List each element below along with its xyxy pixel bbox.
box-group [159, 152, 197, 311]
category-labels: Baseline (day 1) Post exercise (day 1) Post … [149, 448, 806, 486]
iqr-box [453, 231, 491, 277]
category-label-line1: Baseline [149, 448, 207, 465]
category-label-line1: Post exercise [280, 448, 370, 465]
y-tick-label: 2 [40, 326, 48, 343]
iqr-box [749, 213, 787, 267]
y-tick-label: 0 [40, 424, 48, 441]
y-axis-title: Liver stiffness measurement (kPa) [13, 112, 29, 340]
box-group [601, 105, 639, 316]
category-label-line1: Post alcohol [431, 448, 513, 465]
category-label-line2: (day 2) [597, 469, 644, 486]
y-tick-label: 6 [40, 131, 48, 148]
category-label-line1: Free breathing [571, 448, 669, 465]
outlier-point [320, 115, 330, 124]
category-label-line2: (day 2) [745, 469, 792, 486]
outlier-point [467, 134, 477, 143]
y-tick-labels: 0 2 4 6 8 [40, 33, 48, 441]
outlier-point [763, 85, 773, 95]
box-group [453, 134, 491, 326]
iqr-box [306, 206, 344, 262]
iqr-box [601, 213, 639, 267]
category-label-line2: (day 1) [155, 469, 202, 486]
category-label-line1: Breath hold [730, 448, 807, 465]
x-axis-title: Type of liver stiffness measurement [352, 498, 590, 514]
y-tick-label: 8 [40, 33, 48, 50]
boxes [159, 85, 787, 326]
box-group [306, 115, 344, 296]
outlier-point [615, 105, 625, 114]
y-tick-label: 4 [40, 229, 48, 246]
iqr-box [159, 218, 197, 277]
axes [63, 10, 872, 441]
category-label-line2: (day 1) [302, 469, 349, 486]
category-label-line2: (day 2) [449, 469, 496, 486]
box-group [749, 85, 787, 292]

# # # #

_YOUR INSTRUCTIONS_.
Which lines of the data contain the string "group"? Report each of them in full, treating case as significant.

_WRITTEN REPLY_.
box-group [159, 152, 197, 311]
box-group [601, 105, 639, 316]
box-group [453, 134, 491, 326]
box-group [306, 115, 344, 296]
box-group [749, 85, 787, 292]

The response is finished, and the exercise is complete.